# start of GIVEN INFORMATION

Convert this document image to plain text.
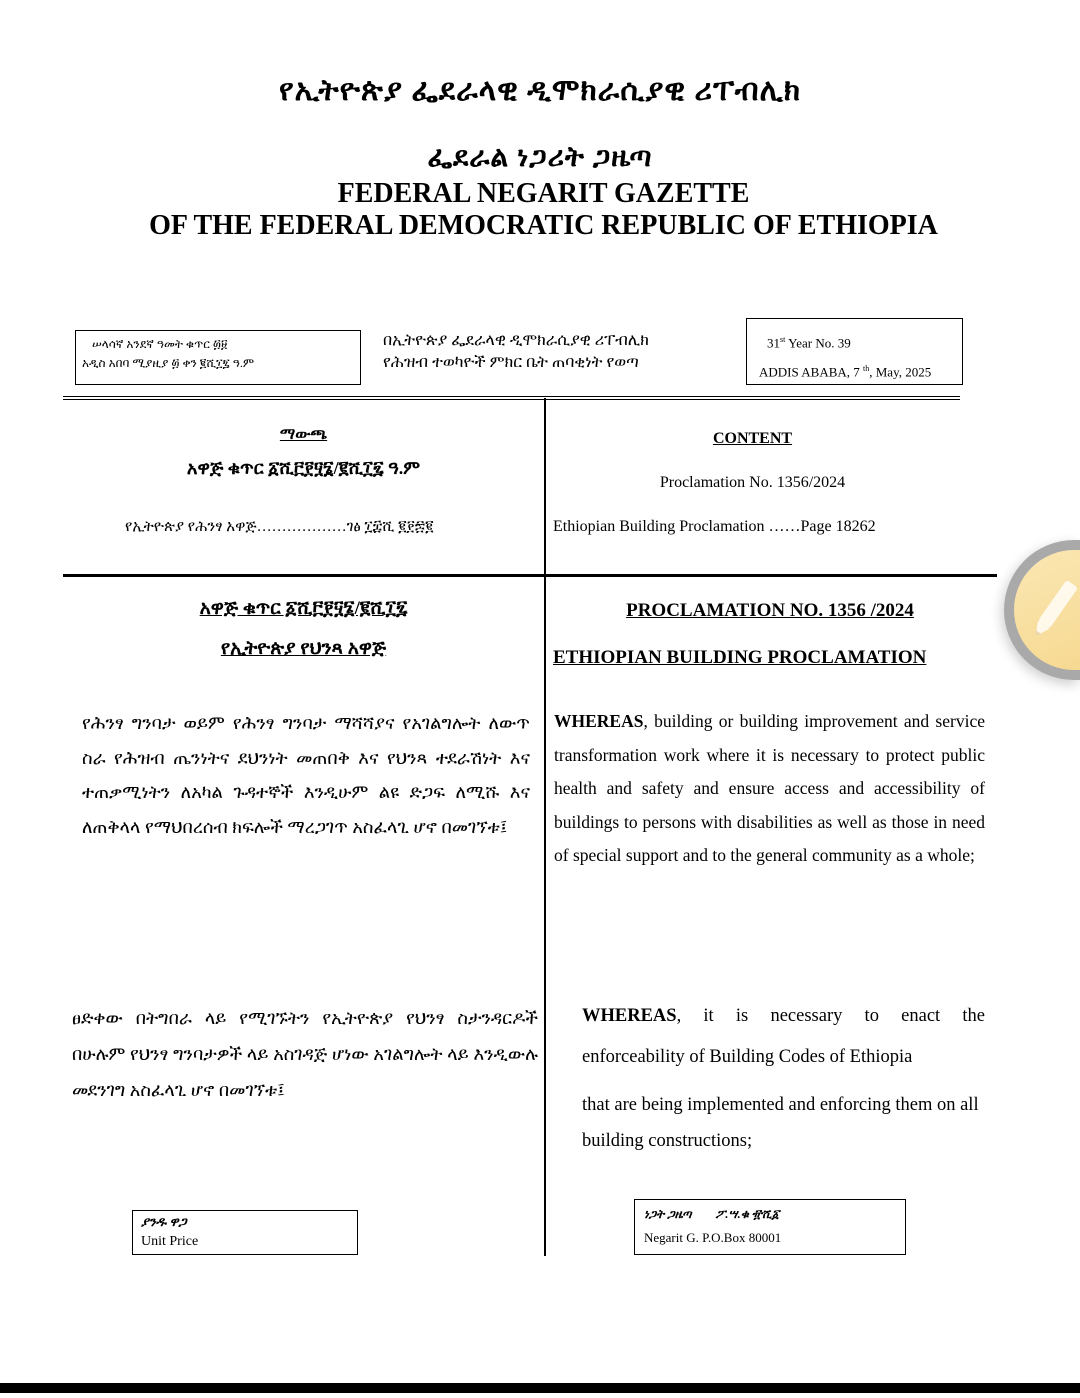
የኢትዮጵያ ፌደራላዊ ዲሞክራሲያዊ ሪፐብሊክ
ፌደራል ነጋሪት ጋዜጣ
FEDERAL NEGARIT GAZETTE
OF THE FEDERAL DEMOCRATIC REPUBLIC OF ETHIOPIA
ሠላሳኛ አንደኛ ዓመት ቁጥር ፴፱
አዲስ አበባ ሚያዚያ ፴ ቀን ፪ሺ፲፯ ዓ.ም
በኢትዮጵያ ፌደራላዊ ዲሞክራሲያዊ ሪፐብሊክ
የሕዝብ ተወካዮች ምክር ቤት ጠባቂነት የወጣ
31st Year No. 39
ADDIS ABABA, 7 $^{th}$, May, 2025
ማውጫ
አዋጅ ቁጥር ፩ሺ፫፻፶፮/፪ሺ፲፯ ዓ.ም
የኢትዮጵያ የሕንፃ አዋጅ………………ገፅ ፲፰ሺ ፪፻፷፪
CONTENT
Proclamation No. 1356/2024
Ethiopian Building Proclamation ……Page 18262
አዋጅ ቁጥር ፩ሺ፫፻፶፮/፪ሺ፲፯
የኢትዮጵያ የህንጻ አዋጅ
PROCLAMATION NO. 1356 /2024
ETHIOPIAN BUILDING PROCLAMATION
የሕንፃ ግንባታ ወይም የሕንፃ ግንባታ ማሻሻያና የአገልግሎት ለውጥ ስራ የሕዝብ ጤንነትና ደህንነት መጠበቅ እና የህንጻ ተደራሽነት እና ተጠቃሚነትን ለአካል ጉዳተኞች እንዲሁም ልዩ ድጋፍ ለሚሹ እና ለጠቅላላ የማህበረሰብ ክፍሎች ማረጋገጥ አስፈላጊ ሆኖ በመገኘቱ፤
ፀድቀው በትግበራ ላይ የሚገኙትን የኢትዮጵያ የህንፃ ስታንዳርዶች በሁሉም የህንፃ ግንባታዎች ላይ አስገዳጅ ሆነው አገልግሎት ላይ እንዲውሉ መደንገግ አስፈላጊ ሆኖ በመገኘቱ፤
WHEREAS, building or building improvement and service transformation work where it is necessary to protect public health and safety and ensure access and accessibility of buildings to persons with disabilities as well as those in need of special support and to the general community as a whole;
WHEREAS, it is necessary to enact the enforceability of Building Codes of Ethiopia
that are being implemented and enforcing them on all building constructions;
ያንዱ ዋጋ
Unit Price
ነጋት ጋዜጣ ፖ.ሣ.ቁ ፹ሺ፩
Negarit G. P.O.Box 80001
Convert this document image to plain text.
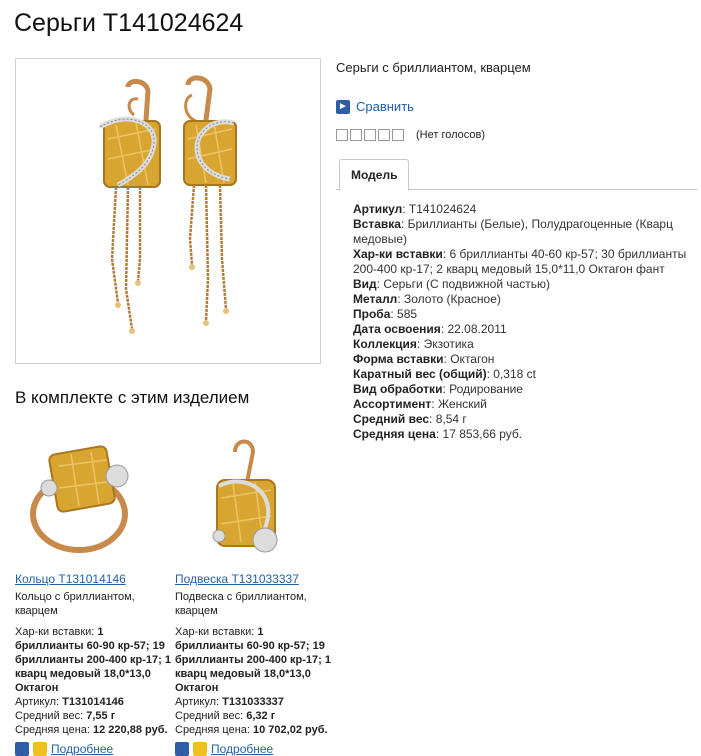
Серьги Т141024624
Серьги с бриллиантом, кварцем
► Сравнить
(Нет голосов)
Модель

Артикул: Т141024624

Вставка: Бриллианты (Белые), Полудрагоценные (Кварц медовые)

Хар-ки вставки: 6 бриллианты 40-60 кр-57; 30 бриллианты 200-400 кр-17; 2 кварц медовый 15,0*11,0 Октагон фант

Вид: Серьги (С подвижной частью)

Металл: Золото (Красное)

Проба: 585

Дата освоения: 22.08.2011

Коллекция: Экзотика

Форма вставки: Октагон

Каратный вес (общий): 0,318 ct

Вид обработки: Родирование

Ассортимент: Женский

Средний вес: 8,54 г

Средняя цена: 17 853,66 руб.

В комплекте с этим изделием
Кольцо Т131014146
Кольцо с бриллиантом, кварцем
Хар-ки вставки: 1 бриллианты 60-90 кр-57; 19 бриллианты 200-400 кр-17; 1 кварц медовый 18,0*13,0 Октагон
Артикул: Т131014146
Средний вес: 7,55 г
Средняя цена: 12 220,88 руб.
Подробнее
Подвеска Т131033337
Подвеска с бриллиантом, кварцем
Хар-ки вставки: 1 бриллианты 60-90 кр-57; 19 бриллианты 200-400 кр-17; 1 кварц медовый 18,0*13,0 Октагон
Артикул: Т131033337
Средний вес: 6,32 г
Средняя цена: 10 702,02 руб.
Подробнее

# end of GIVEN INFORMATION

§ **WHAT YOU NEED TO DO**
Pull out all lines from the listing that contain the string "Кольцо".

§ **WRITTEN RESPONSE**
Кольцо Т131014146
Кольцо с бриллиантом, кварцем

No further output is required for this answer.